WHAT TO PRODUCE: Find each line holding the word "năng" and give the number of such lines, nothing else.

Collection entries
═══

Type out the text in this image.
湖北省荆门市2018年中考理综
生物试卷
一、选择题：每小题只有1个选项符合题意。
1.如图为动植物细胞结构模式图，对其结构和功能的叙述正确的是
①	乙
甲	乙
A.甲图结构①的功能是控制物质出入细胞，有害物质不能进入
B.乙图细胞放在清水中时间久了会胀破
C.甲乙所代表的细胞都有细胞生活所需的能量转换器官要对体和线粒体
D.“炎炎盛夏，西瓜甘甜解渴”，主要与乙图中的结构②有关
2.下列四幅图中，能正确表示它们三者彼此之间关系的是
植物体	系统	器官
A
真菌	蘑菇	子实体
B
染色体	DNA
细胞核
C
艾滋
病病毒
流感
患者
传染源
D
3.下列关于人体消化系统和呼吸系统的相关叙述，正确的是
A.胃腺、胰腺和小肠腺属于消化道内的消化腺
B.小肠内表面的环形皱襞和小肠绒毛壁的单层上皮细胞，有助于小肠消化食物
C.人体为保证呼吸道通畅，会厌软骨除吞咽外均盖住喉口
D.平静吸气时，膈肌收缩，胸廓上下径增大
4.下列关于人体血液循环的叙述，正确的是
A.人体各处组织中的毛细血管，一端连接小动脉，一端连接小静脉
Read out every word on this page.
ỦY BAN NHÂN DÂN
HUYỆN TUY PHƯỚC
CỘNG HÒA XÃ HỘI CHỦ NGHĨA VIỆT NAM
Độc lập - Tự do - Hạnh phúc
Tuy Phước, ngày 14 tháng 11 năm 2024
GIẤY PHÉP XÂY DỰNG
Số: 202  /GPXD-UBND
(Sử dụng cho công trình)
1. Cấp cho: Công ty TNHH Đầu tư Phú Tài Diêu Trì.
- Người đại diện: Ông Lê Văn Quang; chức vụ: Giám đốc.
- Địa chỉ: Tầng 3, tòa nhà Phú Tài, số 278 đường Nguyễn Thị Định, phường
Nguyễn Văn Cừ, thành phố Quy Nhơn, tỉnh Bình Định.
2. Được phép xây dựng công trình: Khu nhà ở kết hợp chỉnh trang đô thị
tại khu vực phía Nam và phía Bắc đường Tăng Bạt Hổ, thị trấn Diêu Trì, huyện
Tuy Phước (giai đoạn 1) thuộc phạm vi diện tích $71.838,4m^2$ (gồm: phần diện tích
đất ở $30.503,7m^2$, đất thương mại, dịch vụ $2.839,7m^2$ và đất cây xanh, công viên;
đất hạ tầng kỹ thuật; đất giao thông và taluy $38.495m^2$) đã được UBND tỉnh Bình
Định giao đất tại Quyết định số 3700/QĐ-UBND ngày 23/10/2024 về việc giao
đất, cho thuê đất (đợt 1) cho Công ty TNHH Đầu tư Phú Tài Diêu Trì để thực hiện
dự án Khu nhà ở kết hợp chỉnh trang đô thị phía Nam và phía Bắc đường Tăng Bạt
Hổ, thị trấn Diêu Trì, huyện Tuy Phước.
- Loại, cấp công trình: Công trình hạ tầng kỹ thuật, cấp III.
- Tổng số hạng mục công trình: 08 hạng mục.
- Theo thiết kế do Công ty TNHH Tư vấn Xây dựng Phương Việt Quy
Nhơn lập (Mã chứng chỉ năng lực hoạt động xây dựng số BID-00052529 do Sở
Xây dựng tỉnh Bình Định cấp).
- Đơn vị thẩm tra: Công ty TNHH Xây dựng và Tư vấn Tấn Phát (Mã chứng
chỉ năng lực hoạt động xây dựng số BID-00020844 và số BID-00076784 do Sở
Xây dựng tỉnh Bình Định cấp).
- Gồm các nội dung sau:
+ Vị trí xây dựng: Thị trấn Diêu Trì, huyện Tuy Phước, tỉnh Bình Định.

═══

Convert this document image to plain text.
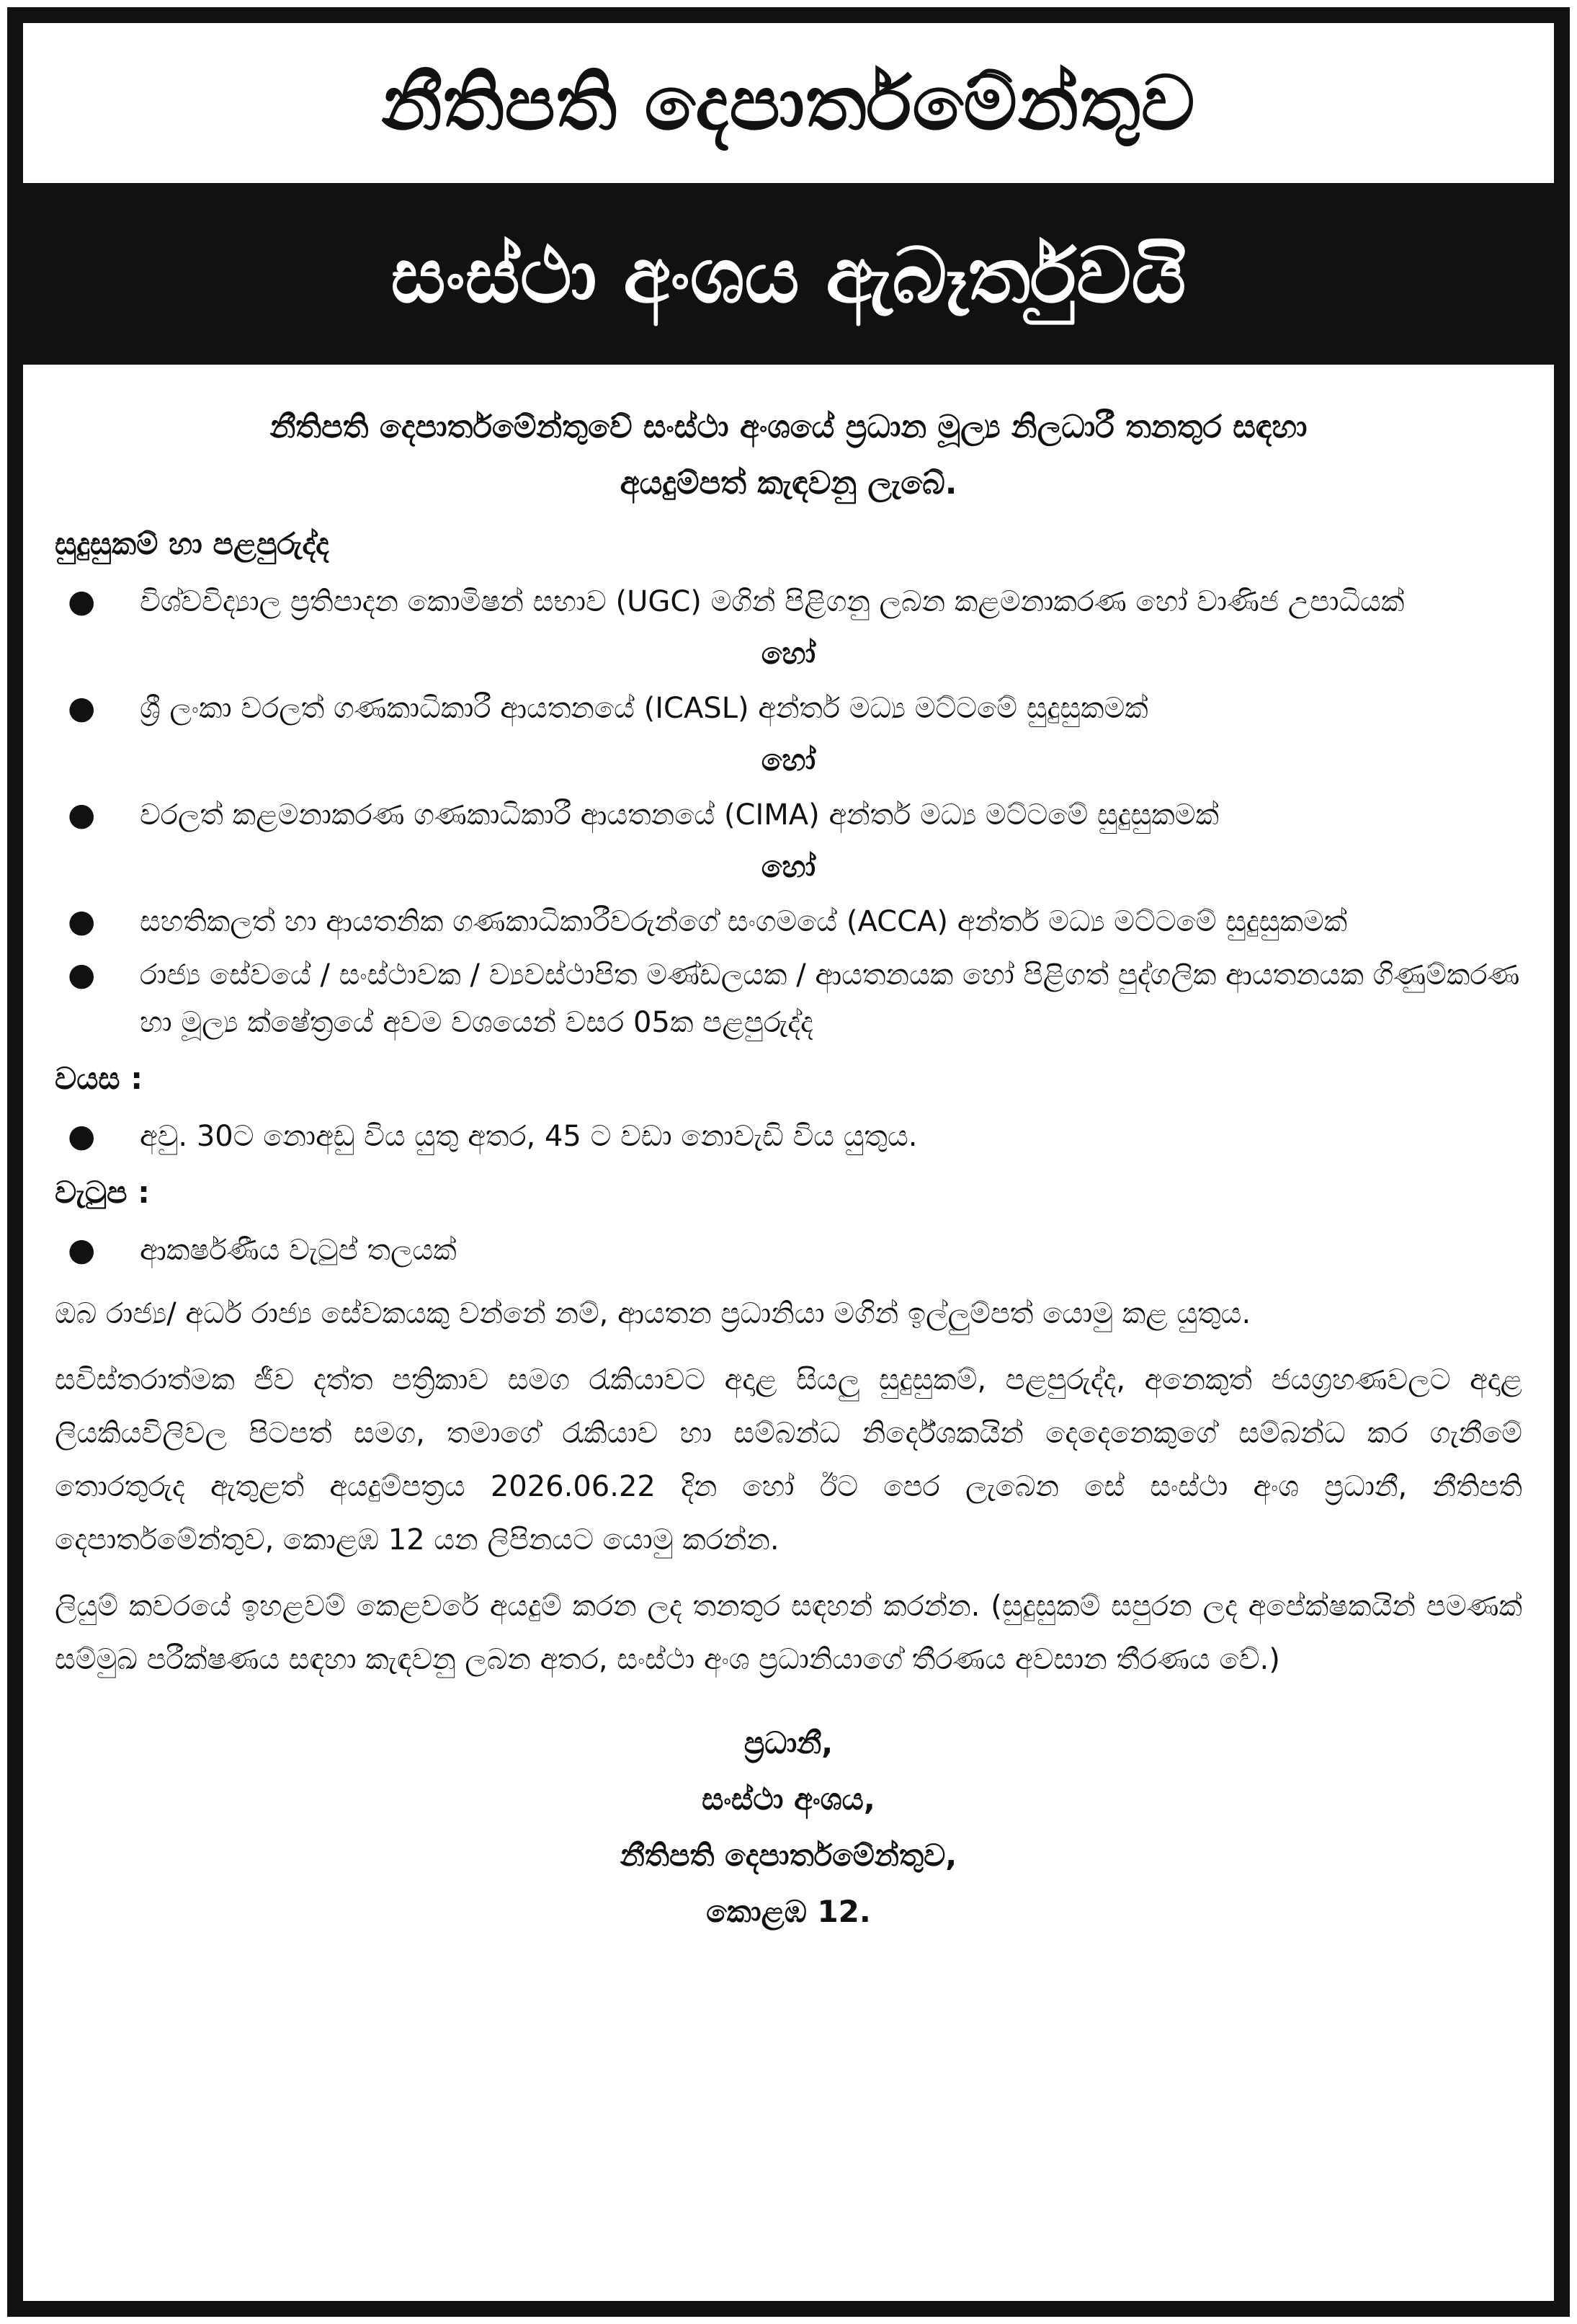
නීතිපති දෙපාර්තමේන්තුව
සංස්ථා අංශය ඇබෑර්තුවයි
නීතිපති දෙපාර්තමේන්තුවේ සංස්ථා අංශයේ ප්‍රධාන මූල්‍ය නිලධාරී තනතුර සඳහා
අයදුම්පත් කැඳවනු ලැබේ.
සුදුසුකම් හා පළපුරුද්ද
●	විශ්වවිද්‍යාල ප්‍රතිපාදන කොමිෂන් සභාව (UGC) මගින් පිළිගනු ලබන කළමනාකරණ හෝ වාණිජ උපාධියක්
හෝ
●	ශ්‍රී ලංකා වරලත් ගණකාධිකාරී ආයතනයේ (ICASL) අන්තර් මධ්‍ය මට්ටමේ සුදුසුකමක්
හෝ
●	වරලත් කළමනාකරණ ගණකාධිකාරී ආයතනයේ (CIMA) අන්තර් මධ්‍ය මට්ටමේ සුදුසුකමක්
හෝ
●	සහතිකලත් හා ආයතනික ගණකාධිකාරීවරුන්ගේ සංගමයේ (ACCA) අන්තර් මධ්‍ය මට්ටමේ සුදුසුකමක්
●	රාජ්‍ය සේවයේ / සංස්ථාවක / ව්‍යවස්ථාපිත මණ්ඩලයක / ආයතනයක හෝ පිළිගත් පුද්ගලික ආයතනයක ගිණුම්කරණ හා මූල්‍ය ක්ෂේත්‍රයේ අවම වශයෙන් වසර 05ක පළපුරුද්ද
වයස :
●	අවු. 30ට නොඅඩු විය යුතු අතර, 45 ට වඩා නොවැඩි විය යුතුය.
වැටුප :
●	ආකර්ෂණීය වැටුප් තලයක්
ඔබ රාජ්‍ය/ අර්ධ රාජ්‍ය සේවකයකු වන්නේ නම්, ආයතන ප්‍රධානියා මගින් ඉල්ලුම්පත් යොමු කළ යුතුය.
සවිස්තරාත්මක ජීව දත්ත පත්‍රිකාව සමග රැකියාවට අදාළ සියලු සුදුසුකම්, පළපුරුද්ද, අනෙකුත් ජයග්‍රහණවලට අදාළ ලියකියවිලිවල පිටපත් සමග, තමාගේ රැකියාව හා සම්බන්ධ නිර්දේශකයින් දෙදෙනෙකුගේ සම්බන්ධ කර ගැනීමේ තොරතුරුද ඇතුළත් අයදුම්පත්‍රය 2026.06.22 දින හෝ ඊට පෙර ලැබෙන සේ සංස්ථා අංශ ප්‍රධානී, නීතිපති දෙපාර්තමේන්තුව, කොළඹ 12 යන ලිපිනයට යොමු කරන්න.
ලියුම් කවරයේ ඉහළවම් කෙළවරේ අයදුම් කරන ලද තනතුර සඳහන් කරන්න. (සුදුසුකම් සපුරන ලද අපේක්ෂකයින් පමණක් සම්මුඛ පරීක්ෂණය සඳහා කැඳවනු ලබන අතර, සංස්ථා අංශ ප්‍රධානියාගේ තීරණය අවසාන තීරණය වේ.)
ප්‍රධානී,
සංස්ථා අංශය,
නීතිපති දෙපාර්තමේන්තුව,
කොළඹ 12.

═══

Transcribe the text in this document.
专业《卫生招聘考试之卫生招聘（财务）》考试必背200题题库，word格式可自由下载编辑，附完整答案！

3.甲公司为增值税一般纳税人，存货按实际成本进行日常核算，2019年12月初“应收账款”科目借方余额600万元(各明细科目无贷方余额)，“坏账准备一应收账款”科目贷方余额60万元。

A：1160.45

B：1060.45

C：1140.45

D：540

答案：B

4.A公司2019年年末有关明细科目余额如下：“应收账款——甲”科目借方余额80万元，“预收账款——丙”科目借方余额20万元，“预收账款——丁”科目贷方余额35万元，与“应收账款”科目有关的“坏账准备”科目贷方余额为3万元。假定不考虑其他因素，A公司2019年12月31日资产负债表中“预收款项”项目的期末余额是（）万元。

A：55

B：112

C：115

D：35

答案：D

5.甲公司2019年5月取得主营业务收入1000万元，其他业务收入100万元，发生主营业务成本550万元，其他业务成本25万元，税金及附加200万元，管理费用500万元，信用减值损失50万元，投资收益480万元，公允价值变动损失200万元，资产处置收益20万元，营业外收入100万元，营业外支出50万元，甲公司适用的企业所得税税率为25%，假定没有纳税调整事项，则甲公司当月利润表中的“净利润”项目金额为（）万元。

═══

SOLUTION FOR THIS TASK: 2